Extract the full listing verbatim and drop any pictures from your copy.

= = =

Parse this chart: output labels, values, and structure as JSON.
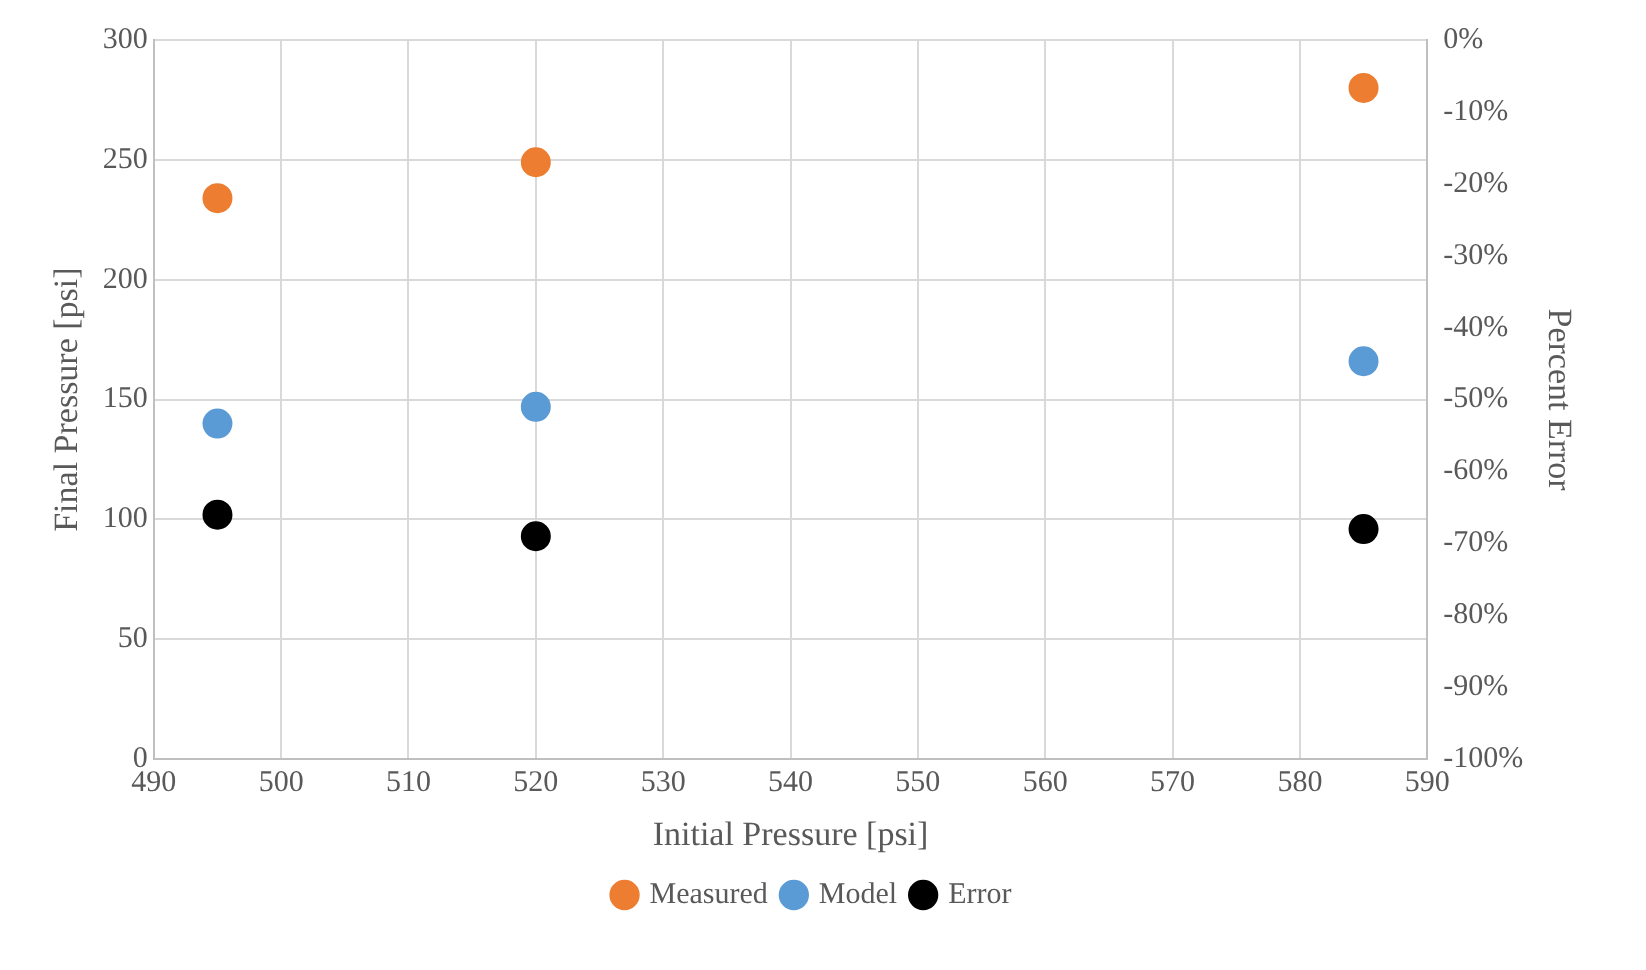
{
  "chart_data": {
    "type": "scatter",
    "xlabel": "Initial Pressure [psi]",
    "ylabel": "Final Pressure [psi]",
    "y2label": "Percent Error",
    "x": [
      495,
      520,
      585
    ],
    "series": [
      {
        "name": "Measured",
        "color": "#ed7d31",
        "values": [
          234,
          249,
          280
        ]
      },
      {
        "name": "Model",
        "color": "#5b9bd5",
        "values": [
          140,
          147,
          166
        ]
      },
      {
        "name": "Error",
        "color": "#000000",
        "values": [
          -66,
          -69,
          -68
        ],
        "axis": "y2"
      }
    ],
    "xlim": [
      490,
      590
    ],
    "xticks": [
      490,
      500,
      510,
      520,
      530,
      540,
      550,
      560,
      570,
      580,
      590
    ],
    "ylim": [
      0,
      300
    ],
    "yticks": [
      0,
      50,
      100,
      150,
      200,
      250,
      300
    ],
    "y2lim": [
      -100,
      0
    ],
    "y2ticks": [
      {
        "value": -100,
        "label": "-100%"
      },
      {
        "value": -90,
        "label": "-90%"
      },
      {
        "value": -80,
        "label": "-80%"
      },
      {
        "value": -70,
        "label": "-70%"
      },
      {
        "value": -60,
        "label": "-60%"
      },
      {
        "value": -50,
        "label": "-50%"
      },
      {
        "value": -40,
        "label": "-40%"
      },
      {
        "value": -30,
        "label": "-30%"
      },
      {
        "value": -20,
        "label": "-20%"
      },
      {
        "value": -10,
        "label": "-10%"
      },
      {
        "value": 0,
        "label": "0%"
      }
    ],
    "grid": true,
    "legend": "bottom",
    "marker": "circle"
  }
}
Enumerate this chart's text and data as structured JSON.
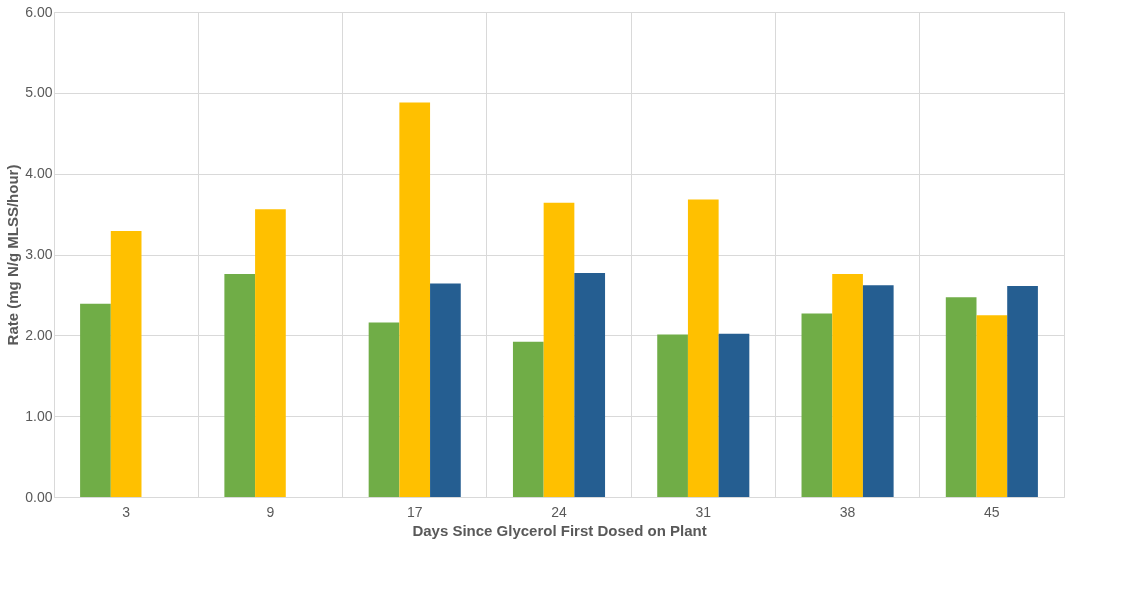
{
  "chart_data": {
    "type": "bar",
    "xlabel": "Days Since Glycerol First Dosed on Plant",
    "ylabel": "Rate (mg N/g MLSS/hour)",
    "categories": [
      "3",
      "9",
      "17",
      "24",
      "31",
      "38",
      "45"
    ],
    "series": [
      {
        "color": "#70ad47",
        "values": [
          2.39,
          2.76,
          2.16,
          1.92,
          2.01,
          2.27,
          2.47
        ]
      },
      {
        "color": "#ffc000",
        "values": [
          3.29,
          3.56,
          4.88,
          3.64,
          3.68,
          2.76,
          2.25
        ]
      },
      {
        "color": "#255e91",
        "values": [
          null,
          null,
          2.64,
          2.77,
          2.02,
          2.62,
          2.61
        ]
      }
    ],
    "ylim": [
      0,
      6
    ],
    "yticks": [
      {
        "value": 0,
        "label": "0.00"
      },
      {
        "value": 1,
        "label": "1.00"
      },
      {
        "value": 2,
        "label": "2.00"
      },
      {
        "value": 3,
        "label": "3.00"
      },
      {
        "value": 4,
        "label": "4.00"
      },
      {
        "value": 5,
        "label": "5.00"
      },
      {
        "value": 6,
        "label": "6.00"
      }
    ],
    "grid": true,
    "legend": false
  }
}
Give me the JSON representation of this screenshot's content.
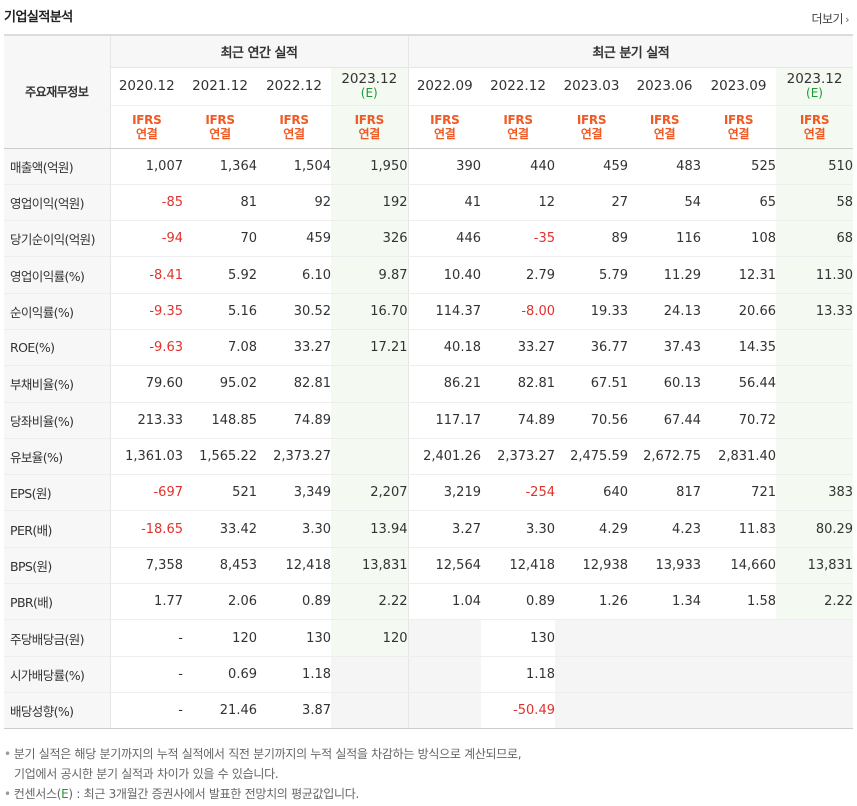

= = =

RESULT –
Parse this chart: output labels, values, and structure as JSON.
{
  "chart_data": {
    "type": "scatter",
    "xlabel": "Initial Pressure [psi]",
    "ylabel": "Final Pressure [psi]",
    "y2label": "Percent Error",
    "x": [
      495,
      520,
      585
    ],
    "series": [
      {
        "name": "Measured",
        "color": "#ed7d31",
        "values": [
          234,
          249,
          280
        ]
      },
      {
        "name": "Model",
        "color": "#5b9bd5",
        "values": [
          140,
          147,
          166
        ]
      },
      {
        "name": "Error",
        "color": "#000000",
        "values": [
          -66,
          -69,
          -68
        ],
        "axis": "y2"
      }
    ],
    "xlim": [
      490,
      590
    ],
    "xticks": [
      490,
      500,
      510,
      520,
      530,
      540,
      550,
      560,
      570,
      580,
      590
    ],
    "ylim": [
      0,
      300
    ],
    "yticks": [
      0,
      50,
      100,
      150,
      200,
      250,
      300
    ],
    "y2lim": [
      -100,
      0
    ],
    "y2ticks": [
      {
        "value": -100,
        "label": "-100%"
      },
      {
        "value": -90,
        "label": "-90%"
      },
      {
        "value": -80,
        "label": "-80%"
      },
      {
        "value": -70,
        "label": "-70%"
      },
      {
        "value": -60,
        "label": "-60%"
      },
      {
        "value": -50,
        "label": "-50%"
      },
      {
        "value": -40,
        "label": "-40%"
      },
      {
        "value": -30,
        "label": "-30%"
      },
      {
        "value": -20,
        "label": "-20%"
      },
      {
        "value": -10,
        "label": "-10%"
      },
      {
        "value": 0,
        "label": "0%"
      }
    ],
    "grid": true,
    "legend": "bottom",
    "marker": "circle"
  }
}
Enumerate this chart's text and data as structured JSON.
{
  "chart_data": {
    "type": "bar",
    "xlabel": "Days Since Glycerol First Dosed on Plant",
    "ylabel": "Rate (mg N/g MLSS/hour)",
    "categories": [
      "3",
      "9",
      "17",
      "24",
      "31",
      "38",
      "45"
    ],
    "series": [
      {
        "color": "#70ad47",
        "values": [
          2.39,
          2.76,
          2.16,
          1.92,
          2.01,
          2.27,
          2.47
        ]
      },
      {
        "color": "#ffc000",
        "values": [
          3.29,
          3.56,
          4.88,
          3.64,
          3.68,
          2.76,
          2.25
        ]
      },
      {
        "color": "#255e91",
        "values": [
          null,
          null,
          2.64,
          2.77,
          2.02,
          2.62,
          2.61
        ]
      }
    ],
    "ylim": [
      0,
      6
    ],
    "yticks": [
      {
        "value": 0,
        "label": "0.00"
      },
      {
        "value": 1,
        "label": "1.00"
      },
      {
        "value": 2,
        "label": "2.00"
      },
      {
        "value": 3,
        "label": "3.00"
      },
      {
        "value": 4,
        "label": "4.00"
      },
      {
        "value": 5,
        "label": "5.00"
      },
      {
        "value": 6,
        "label": "6.00"
      }
    ],
    "grid": true,
    "legend": false
  }
}
Give me the JSON representation of this screenshot's content.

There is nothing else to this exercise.